_WHAT THE EXERCISE ASKS:_
Repeat each record exactly. Any picture gets left out.

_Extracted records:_
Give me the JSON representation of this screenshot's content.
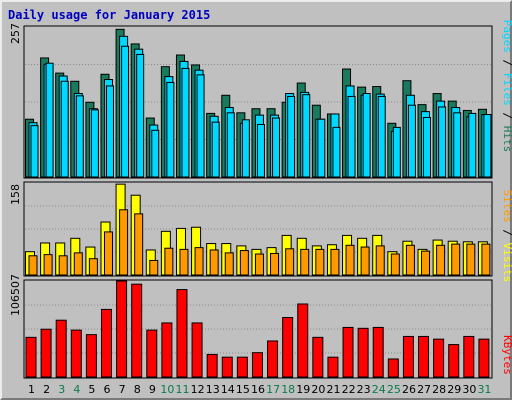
{
  "header": {
    "title": "Daily usage for January 2015"
  },
  "colors": {
    "background": "#c0c0c0",
    "plot": "#c0c0c0",
    "hits": "#1a7a5e",
    "files": "#00d8ff",
    "pages": "#00d8ff",
    "visits": "#ffff00",
    "sites": "#ff9900",
    "kbytes": "#ff0000",
    "title": "#0000c0",
    "weekend_label": "#0a7a4a",
    "weekday_label": "#000000"
  },
  "chart_data": [
    {
      "type": "bar",
      "panel": "top",
      "ymax_label": "257",
      "ylim": [
        0,
        257
      ],
      "right_label": [
        "Pages",
        "Files",
        "Hits"
      ],
      "right_colors": [
        "#00d8ff",
        "#00d8ff",
        "#1a7a5e"
      ],
      "categories": [
        "1",
        "2",
        "3",
        "4",
        "5",
        "6",
        "7",
        "8",
        "9",
        "10",
        "11",
        "12",
        "13",
        "14",
        "15",
        "16",
        "17",
        "18",
        "19",
        "20",
        "21",
        "22",
        "23",
        "24",
        "25",
        "26",
        "27",
        "28",
        "29",
        "30",
        "31"
      ],
      "series": [
        {
          "name": "Hits",
          "values": [
            99,
            204,
            178,
            164,
            128,
            176,
            253,
            228,
            101,
            189,
            209,
            192,
            109,
            140,
            110,
            117,
            117,
            128,
            161,
            123,
            108,
            185,
            154,
            155,
            92,
            165,
            124,
            143,
            130,
            114,
            116
          ]
        },
        {
          "name": "Files",
          "values": [
            93,
            193,
            173,
            143,
            117,
            167,
            241,
            219,
            89,
            172,
            198,
            183,
            104,
            119,
            92,
            106,
            106,
            143,
            145,
            99,
            108,
            156,
            140,
            142,
            78,
            140,
            112,
            130,
            119,
            103,
            107
          ]
        },
        {
          "name": "Pages",
          "values": [
            88,
            195,
            164,
            139,
            115,
            156,
            224,
            210,
            80,
            162,
            186,
            175,
            94,
            110,
            98,
            90,
            101,
            138,
            141,
            99,
            85,
            138,
            143,
            138,
            85,
            123,
            102,
            120,
            110,
            109,
            107
          ]
        }
      ]
    },
    {
      "type": "bar",
      "panel": "middle",
      "ymax_label": "158",
      "ylim": [
        0,
        158
      ],
      "right_label": [
        "Sites",
        "Visits"
      ],
      "right_colors": [
        "#ff9900",
        "#ffff00"
      ],
      "categories": [
        "1",
        "2",
        "3",
        "4",
        "5",
        "6",
        "7",
        "8",
        "9",
        "10",
        "11",
        "12",
        "13",
        "14",
        "15",
        "16",
        "17",
        "18",
        "19",
        "20",
        "21",
        "22",
        "23",
        "24",
        "25",
        "26",
        "27",
        "28",
        "29",
        "30",
        "31"
      ],
      "series": [
        {
          "name": "Visits",
          "values": [
            40,
            55,
            55,
            63,
            48,
            91,
            156,
            137,
            43,
            75,
            80,
            82,
            54,
            54,
            50,
            44,
            47,
            68,
            63,
            50,
            52,
            68,
            63,
            68,
            40,
            58,
            44,
            60,
            58,
            57,
            57
          ]
        },
        {
          "name": "Sites",
          "values": [
            33,
            35,
            33,
            38,
            28,
            74,
            112,
            105,
            25,
            46,
            44,
            47,
            43,
            38,
            42,
            36,
            37,
            45,
            44,
            44,
            44,
            51,
            48,
            50,
            36,
            51,
            41,
            51,
            53,
            53,
            53
          ]
        }
      ]
    },
    {
      "type": "bar",
      "panel": "bottom",
      "ymax_label": "106507",
      "ylim": [
        0,
        106507
      ],
      "right_label": [
        "KBytes"
      ],
      "right_colors": [
        "#ff0000"
      ],
      "categories": [
        "1",
        "2",
        "3",
        "4",
        "5",
        "6",
        "7",
        "8",
        "9",
        "10",
        "11",
        "12",
        "13",
        "14",
        "15",
        "16",
        "17",
        "18",
        "19",
        "20",
        "21",
        "22",
        "23",
        "24",
        "25",
        "26",
        "27",
        "28",
        "29",
        "30",
        "31"
      ],
      "series": [
        {
          "name": "KBytes",
          "values": [
            44000,
            53000,
            63000,
            52000,
            47000,
            75000,
            106507,
            103000,
            52000,
            60000,
            97000,
            60000,
            25000,
            22000,
            22000,
            27000,
            40000,
            66000,
            81000,
            44000,
            22000,
            55000,
            54000,
            55000,
            20000,
            45000,
            45000,
            42000,
            36000,
            45000,
            42000
          ]
        }
      ]
    }
  ],
  "x_labels": {
    "values": [
      "1",
      "2",
      "3",
      "4",
      "5",
      "6",
      "7",
      "8",
      "9",
      "10",
      "11",
      "12",
      "13",
      "14",
      "15",
      "16",
      "17",
      "18",
      "19",
      "20",
      "21",
      "22",
      "23",
      "24",
      "25",
      "26",
      "27",
      "28",
      "29",
      "30",
      "31"
    ],
    "weekend": [
      false,
      false,
      true,
      true,
      false,
      false,
      false,
      false,
      false,
      true,
      true,
      false,
      false,
      false,
      false,
      false,
      true,
      true,
      false,
      false,
      false,
      false,
      false,
      true,
      true,
      false,
      false,
      false,
      false,
      false,
      true
    ]
  }
}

_TASK OUTPUT:_
Give me the JSON representation of this screenshot's content.
{
  "header": {
    "title": "Daily usage for January 2015"
  },
  "colors": {
    "background": "#c0c0c0",
    "plot": "#c0c0c0",
    "hits": "#1a7a5e",
    "files": "#00d8ff",
    "pages": "#00d8ff",
    "visits": "#ffff00",
    "sites": "#ff9900",
    "kbytes": "#ff0000",
    "title": "#0000c0",
    "weekend_label": "#0a7a4a",
    "weekday_label": "#000000"
  },
  "chart_data": [
    {
      "type": "bar",
      "panel": "top",
      "ymax_label": "257",
      "ylim": [
        0,
        257
      ],
      "right_label": [
        "Pages",
        "Files",
        "Hits"
      ],
      "right_colors": [
        "#00d8ff",
        "#00d8ff",
        "#1a7a5e"
      ],
      "categories": [
        "1",
        "2",
        "3",
        "4",
        "5",
        "6",
        "7",
        "8",
        "9",
        "10",
        "11",
        "12",
        "13",
        "14",
        "15",
        "16",
        "17",
        "18",
        "19",
        "20",
        "21",
        "22",
        "23",
        "24",
        "25",
        "26",
        "27",
        "28",
        "29",
        "30",
        "31"
      ],
      "series": [
        {
          "name": "Hits",
          "values": [
            99,
            204,
            178,
            164,
            128,
            176,
            253,
            228,
            101,
            189,
            209,
            192,
            109,
            140,
            110,
            117,
            117,
            128,
            161,
            123,
            108,
            185,
            154,
            155,
            92,
            165,
            124,
            143,
            130,
            114,
            116
          ]
        },
        {
          "name": "Files",
          "values": [
            93,
            193,
            173,
            143,
            117,
            167,
            241,
            219,
            89,
            172,
            198,
            183,
            104,
            119,
            92,
            106,
            106,
            143,
            145,
            99,
            108,
            156,
            140,
            142,
            78,
            140,
            112,
            130,
            119,
            103,
            107
          ]
        },
        {
          "name": "Pages",
          "values": [
            88,
            195,
            164,
            139,
            115,
            156,
            224,
            210,
            80,
            162,
            186,
            175,
            94,
            110,
            98,
            90,
            101,
            138,
            141,
            99,
            85,
            138,
            143,
            138,
            85,
            123,
            102,
            120,
            110,
            109,
            107
          ]
        }
      ]
    },
    {
      "type": "bar",
      "panel": "middle",
      "ymax_label": "158",
      "ylim": [
        0,
        158
      ],
      "right_label": [
        "Sites",
        "Visits"
      ],
      "right_colors": [
        "#ff9900",
        "#ffff00"
      ],
      "categories": [
        "1",
        "2",
        "3",
        "4",
        "5",
        "6",
        "7",
        "8",
        "9",
        "10",
        "11",
        "12",
        "13",
        "14",
        "15",
        "16",
        "17",
        "18",
        "19",
        "20",
        "21",
        "22",
        "23",
        "24",
        "25",
        "26",
        "27",
        "28",
        "29",
        "30",
        "31"
      ],
      "series": [
        {
          "name": "Visits",
          "values": [
            40,
            55,
            55,
            63,
            48,
            91,
            156,
            137,
            43,
            75,
            80,
            82,
            54,
            54,
            50,
            44,
            47,
            68,
            63,
            50,
            52,
            68,
            63,
            68,
            40,
            58,
            44,
            60,
            58,
            57,
            57
          ]
        },
        {
          "name": "Sites",
          "values": [
            33,
            35,
            33,
            38,
            28,
            74,
            112,
            105,
            25,
            46,
            44,
            47,
            43,
            38,
            42,
            36,
            37,
            45,
            44,
            44,
            44,
            51,
            48,
            50,
            36,
            51,
            41,
            51,
            53,
            53,
            53
          ]
        }
      ]
    },
    {
      "type": "bar",
      "panel": "bottom",
      "ymax_label": "106507",
      "ylim": [
        0,
        106507
      ],
      "right_label": [
        "KBytes"
      ],
      "right_colors": [
        "#ff0000"
      ],
      "categories": [
        "1",
        "2",
        "3",
        "4",
        "5",
        "6",
        "7",
        "8",
        "9",
        "10",
        "11",
        "12",
        "13",
        "14",
        "15",
        "16",
        "17",
        "18",
        "19",
        "20",
        "21",
        "22",
        "23",
        "24",
        "25",
        "26",
        "27",
        "28",
        "29",
        "30",
        "31"
      ],
      "series": [
        {
          "name": "KBytes",
          "values": [
            44000,
            53000,
            63000,
            52000,
            47000,
            75000,
            106507,
            103000,
            52000,
            60000,
            97000,
            60000,
            25000,
            22000,
            22000,
            27000,
            40000,
            66000,
            81000,
            44000,
            22000,
            55000,
            54000,
            55000,
            20000,
            45000,
            45000,
            42000,
            36000,
            45000,
            42000
          ]
        }
      ]
    }
  ],
  "x_labels": {
    "values": [
      "1",
      "2",
      "3",
      "4",
      "5",
      "6",
      "7",
      "8",
      "9",
      "10",
      "11",
      "12",
      "13",
      "14",
      "15",
      "16",
      "17",
      "18",
      "19",
      "20",
      "21",
      "22",
      "23",
      "24",
      "25",
      "26",
      "27",
      "28",
      "29",
      "30",
      "31"
    ],
    "weekend": [
      false,
      false,
      true,
      true,
      false,
      false,
      false,
      false,
      false,
      true,
      true,
      false,
      false,
      false,
      false,
      false,
      true,
      true,
      false,
      false,
      false,
      false,
      false,
      true,
      true,
      false,
      false,
      false,
      false,
      false,
      true
    ]
  }
}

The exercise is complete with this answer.